● Problem statement
Reproduce each line bearing the word "Recargo".

● Material provided
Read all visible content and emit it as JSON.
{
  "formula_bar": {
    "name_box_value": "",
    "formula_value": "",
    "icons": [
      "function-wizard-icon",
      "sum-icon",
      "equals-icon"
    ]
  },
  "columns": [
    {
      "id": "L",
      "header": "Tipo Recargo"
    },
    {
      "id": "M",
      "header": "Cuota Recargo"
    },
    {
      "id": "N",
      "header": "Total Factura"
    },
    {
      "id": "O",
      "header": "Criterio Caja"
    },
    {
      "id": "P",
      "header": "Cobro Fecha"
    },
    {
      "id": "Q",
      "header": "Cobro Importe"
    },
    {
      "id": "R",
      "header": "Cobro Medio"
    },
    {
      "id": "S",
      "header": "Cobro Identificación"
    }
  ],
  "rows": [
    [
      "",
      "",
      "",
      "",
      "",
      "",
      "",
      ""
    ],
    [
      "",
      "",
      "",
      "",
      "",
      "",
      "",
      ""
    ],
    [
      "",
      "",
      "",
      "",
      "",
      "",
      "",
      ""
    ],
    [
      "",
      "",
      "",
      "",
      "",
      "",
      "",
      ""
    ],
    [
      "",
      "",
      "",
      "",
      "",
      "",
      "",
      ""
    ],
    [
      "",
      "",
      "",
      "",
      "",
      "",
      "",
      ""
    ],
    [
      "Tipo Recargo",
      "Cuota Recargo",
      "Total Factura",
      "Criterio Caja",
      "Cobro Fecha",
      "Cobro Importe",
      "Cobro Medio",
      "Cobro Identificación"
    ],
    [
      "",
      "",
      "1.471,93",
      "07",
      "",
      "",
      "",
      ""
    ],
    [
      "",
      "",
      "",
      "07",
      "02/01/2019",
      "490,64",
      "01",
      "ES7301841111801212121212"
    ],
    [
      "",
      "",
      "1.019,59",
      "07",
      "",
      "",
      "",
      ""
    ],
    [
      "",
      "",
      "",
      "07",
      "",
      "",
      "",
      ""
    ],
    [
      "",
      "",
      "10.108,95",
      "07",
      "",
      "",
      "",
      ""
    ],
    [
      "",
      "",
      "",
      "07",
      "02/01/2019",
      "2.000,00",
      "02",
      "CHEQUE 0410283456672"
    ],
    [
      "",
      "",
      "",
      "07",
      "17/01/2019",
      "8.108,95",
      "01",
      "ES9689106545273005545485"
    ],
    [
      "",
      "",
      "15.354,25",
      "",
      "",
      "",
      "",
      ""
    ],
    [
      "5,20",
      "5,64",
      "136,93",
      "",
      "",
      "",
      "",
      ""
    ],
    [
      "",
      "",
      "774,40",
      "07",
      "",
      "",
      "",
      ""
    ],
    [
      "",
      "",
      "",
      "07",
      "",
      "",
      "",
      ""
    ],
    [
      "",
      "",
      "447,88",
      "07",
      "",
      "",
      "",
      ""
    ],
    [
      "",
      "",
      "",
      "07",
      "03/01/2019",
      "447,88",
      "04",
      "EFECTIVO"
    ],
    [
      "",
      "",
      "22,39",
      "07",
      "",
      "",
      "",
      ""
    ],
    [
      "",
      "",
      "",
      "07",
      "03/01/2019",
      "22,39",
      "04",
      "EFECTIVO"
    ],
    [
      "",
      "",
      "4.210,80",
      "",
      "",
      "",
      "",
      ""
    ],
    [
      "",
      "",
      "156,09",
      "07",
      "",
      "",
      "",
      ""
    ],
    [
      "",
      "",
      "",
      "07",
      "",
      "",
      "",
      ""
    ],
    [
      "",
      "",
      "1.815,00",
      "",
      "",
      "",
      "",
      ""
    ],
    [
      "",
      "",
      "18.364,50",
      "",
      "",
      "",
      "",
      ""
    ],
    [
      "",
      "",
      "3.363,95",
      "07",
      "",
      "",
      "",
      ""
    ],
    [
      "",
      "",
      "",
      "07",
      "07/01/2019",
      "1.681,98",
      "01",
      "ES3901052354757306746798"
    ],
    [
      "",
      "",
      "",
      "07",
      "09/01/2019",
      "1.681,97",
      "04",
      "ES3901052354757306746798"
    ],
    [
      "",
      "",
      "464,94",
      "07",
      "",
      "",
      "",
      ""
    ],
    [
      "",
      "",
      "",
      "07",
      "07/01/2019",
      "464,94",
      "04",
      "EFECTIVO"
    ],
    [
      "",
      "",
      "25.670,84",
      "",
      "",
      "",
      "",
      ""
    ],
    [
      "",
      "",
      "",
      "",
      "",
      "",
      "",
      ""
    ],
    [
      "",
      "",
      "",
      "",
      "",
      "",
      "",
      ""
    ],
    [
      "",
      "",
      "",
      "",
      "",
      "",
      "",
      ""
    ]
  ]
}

==

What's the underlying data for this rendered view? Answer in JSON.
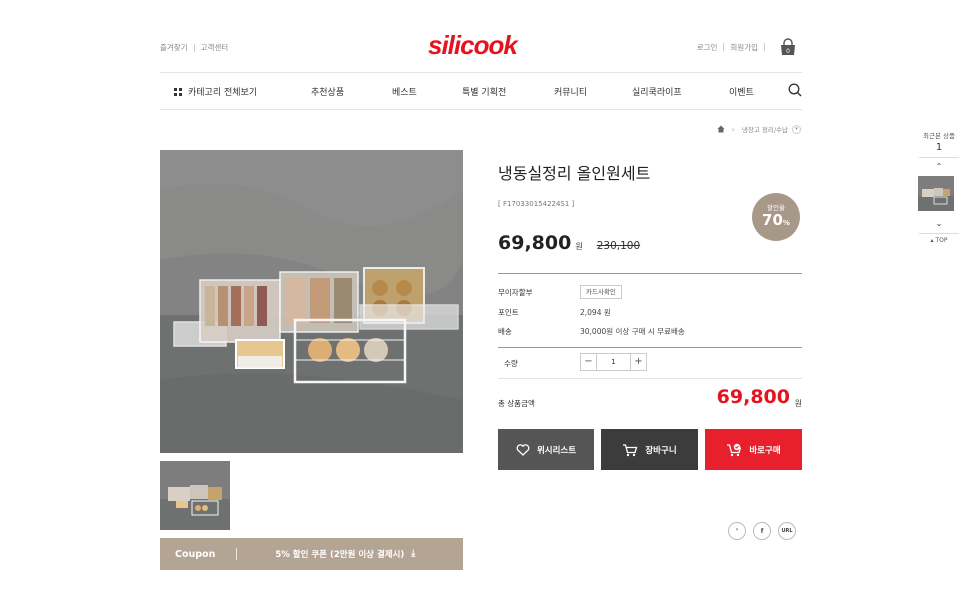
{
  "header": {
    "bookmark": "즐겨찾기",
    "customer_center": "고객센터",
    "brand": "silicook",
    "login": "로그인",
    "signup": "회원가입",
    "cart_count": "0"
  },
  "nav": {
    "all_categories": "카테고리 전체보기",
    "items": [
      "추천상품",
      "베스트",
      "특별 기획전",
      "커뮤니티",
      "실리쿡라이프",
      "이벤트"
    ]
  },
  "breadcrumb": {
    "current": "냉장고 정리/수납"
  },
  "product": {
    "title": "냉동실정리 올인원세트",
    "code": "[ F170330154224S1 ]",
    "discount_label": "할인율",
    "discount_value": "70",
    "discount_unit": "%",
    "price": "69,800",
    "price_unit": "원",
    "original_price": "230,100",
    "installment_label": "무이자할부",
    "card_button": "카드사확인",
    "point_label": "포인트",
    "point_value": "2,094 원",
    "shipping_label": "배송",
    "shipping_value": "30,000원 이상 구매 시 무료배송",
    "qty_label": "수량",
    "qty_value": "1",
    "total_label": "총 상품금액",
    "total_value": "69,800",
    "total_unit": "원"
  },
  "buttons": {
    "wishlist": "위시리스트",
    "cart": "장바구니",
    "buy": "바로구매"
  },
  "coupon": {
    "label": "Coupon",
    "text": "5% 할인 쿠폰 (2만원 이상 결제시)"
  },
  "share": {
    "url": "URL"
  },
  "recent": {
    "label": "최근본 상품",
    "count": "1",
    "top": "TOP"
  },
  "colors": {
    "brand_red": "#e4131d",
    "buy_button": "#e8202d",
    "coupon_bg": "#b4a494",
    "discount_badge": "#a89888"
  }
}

● Written response
      "header": "Tipo Recargo"
      "header": "Cuota Recargo"
      "Tipo Recargo",
      "Cuota Recargo",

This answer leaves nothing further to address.